*MATERIAL FOR THIS EXERCISE:*
+ + + +

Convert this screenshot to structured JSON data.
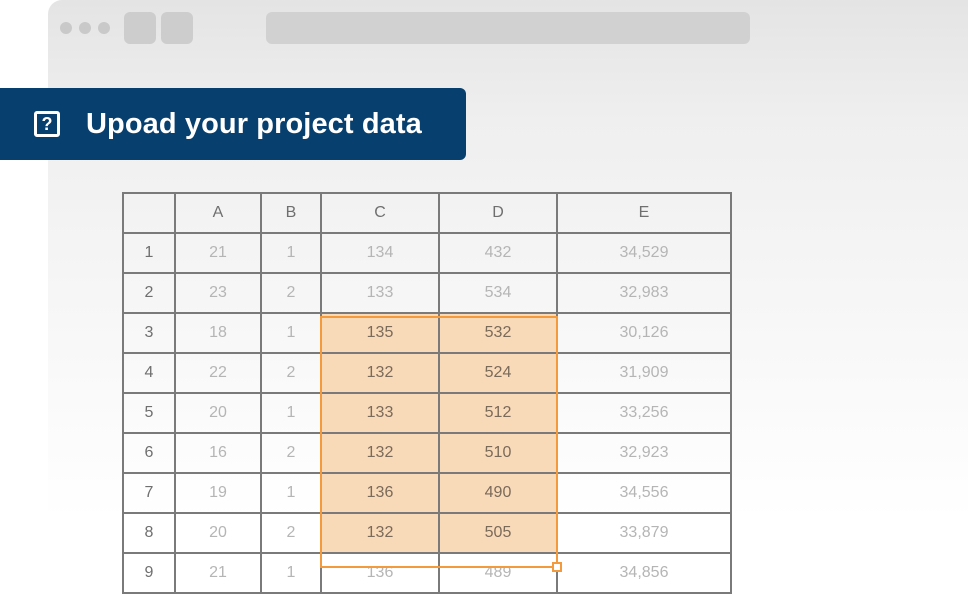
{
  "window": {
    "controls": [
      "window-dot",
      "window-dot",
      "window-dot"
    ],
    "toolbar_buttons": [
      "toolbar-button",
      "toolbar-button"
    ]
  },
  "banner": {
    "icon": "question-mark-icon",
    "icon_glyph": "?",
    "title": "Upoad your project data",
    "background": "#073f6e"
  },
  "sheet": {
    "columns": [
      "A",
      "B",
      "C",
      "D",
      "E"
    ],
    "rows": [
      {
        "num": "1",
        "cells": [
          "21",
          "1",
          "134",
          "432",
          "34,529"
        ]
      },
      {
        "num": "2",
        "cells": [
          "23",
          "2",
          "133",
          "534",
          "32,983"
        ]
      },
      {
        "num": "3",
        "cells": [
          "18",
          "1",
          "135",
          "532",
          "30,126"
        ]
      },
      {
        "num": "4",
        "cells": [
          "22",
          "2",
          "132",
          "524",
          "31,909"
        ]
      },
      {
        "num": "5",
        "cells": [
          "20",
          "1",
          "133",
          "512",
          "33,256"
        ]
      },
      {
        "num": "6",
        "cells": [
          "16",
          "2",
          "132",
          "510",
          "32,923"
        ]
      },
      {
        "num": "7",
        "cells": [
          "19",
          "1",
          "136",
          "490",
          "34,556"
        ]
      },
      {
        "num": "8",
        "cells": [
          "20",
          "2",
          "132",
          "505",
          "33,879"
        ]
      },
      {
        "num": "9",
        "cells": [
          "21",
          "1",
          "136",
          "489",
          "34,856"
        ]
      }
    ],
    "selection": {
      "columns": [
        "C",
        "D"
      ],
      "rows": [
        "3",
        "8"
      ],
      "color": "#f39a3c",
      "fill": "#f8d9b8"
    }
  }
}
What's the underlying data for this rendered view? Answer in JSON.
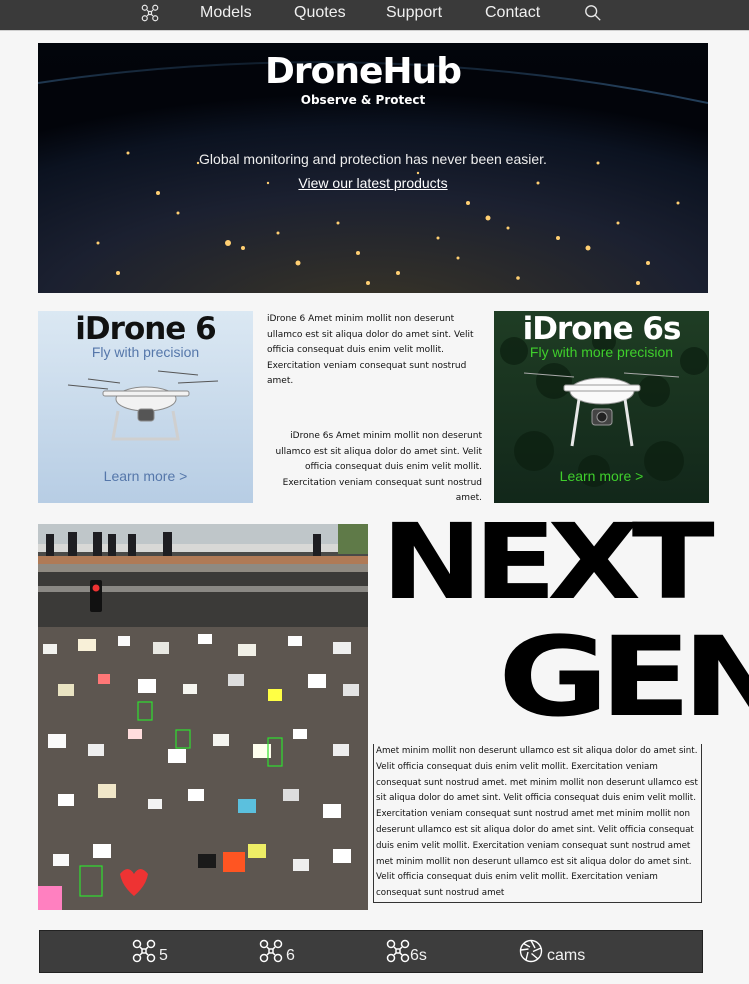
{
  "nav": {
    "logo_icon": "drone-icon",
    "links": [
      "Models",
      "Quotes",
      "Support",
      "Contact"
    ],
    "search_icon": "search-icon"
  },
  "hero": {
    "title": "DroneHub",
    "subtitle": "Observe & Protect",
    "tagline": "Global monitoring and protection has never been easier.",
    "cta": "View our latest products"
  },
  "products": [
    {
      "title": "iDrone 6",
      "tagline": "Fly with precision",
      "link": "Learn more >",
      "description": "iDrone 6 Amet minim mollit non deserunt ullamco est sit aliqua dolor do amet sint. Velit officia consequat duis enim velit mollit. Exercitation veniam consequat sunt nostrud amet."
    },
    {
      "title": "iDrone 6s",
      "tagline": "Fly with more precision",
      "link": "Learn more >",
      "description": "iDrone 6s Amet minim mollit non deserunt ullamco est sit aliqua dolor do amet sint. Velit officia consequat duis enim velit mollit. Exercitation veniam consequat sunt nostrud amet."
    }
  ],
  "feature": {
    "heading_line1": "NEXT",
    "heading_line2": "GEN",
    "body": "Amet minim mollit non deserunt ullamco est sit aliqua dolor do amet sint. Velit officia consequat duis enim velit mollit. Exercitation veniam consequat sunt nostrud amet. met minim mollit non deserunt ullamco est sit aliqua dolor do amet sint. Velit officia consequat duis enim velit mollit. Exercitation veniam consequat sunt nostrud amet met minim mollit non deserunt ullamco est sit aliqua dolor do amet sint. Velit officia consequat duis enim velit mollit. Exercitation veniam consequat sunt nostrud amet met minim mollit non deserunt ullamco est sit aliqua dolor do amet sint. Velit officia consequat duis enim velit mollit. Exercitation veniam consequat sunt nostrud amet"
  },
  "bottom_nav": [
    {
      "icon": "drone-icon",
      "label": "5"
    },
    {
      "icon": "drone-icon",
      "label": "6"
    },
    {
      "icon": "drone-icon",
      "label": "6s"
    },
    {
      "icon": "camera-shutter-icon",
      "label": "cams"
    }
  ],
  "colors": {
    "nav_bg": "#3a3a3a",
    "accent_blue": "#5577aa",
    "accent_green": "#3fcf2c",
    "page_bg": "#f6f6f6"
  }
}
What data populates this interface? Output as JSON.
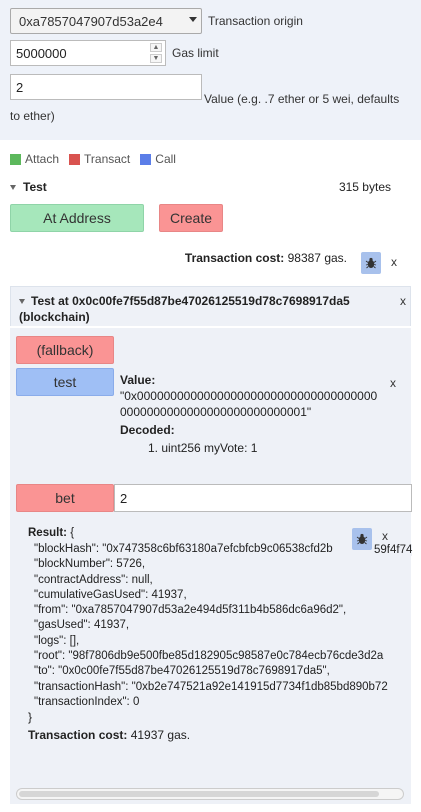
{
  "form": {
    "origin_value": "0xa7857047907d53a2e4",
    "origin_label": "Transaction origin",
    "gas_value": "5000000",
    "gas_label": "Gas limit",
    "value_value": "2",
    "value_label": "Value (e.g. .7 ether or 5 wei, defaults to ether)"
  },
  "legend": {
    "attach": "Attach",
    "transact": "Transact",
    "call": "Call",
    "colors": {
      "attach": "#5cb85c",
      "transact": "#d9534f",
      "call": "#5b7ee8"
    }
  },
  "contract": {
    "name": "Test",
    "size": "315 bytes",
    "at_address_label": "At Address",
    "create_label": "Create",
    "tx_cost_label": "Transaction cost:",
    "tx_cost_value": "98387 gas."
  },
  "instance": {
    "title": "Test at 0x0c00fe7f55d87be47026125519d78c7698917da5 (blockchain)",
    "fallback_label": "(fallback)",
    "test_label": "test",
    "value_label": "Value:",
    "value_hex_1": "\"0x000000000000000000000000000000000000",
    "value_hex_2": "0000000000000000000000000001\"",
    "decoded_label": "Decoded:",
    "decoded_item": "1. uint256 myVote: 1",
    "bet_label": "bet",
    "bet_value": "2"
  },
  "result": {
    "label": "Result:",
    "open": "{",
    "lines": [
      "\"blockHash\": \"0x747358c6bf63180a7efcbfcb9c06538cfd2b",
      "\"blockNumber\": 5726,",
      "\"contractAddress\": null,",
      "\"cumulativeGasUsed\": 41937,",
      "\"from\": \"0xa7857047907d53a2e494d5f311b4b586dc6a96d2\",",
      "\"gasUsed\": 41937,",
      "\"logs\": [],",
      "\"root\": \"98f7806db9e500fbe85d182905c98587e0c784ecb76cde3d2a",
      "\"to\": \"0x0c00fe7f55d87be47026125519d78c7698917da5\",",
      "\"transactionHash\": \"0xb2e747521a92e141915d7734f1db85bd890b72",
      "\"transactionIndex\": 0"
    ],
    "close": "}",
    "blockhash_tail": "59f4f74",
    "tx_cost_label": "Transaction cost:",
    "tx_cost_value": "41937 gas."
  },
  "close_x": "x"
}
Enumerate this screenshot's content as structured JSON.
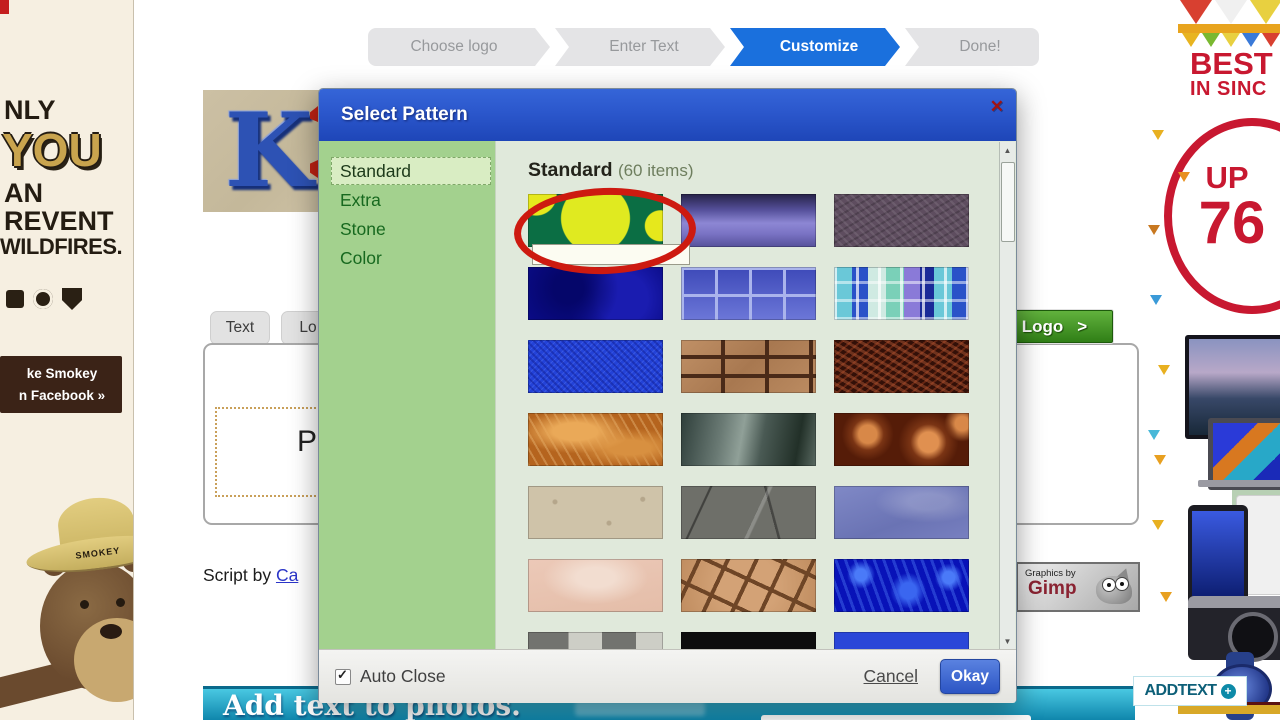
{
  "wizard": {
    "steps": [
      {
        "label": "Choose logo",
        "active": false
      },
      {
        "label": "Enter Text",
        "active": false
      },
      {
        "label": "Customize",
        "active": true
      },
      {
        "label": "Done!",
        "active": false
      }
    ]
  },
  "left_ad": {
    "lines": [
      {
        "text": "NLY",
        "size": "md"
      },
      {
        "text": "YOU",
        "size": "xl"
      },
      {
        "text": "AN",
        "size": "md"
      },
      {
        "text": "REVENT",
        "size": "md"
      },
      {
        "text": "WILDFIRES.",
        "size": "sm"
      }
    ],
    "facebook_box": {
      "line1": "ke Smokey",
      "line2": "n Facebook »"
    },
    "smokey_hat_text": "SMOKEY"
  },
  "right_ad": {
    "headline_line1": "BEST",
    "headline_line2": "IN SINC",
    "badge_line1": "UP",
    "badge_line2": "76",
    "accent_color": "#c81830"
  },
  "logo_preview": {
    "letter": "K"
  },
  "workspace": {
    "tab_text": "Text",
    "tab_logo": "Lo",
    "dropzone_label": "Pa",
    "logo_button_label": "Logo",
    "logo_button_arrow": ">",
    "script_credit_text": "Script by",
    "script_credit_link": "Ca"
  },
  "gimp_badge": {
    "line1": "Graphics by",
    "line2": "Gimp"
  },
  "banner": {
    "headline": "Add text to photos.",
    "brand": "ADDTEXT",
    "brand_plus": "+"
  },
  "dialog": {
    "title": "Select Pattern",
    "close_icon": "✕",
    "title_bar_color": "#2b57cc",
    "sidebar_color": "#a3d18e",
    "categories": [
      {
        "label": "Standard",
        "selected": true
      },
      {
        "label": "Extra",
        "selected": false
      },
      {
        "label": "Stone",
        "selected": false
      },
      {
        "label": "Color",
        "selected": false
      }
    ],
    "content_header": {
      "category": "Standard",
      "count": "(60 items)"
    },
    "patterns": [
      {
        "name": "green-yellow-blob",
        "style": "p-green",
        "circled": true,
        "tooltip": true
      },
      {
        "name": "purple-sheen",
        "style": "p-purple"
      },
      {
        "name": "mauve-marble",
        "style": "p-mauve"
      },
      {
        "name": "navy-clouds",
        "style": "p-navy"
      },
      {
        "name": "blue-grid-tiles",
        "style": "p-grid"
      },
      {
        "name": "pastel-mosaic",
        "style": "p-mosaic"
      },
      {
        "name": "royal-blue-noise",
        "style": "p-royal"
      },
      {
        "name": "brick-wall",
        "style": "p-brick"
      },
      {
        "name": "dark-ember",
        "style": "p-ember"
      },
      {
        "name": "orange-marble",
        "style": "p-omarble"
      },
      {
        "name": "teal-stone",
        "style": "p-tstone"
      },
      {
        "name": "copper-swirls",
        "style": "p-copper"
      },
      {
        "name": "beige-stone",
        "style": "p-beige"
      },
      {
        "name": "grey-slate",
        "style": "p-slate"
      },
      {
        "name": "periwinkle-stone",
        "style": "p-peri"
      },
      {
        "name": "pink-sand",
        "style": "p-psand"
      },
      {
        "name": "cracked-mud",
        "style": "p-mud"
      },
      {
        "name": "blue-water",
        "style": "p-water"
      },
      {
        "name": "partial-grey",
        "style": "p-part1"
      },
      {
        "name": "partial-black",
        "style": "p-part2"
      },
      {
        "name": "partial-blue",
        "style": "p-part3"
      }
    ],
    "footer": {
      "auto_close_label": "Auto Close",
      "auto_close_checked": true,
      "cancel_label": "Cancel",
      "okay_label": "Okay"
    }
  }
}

+ + + +

*GOAL OF THE EXERCISE:*
Only the number is required: the count of lines containing the word "Amet".

*ANSWER TO THIS TASK:*
3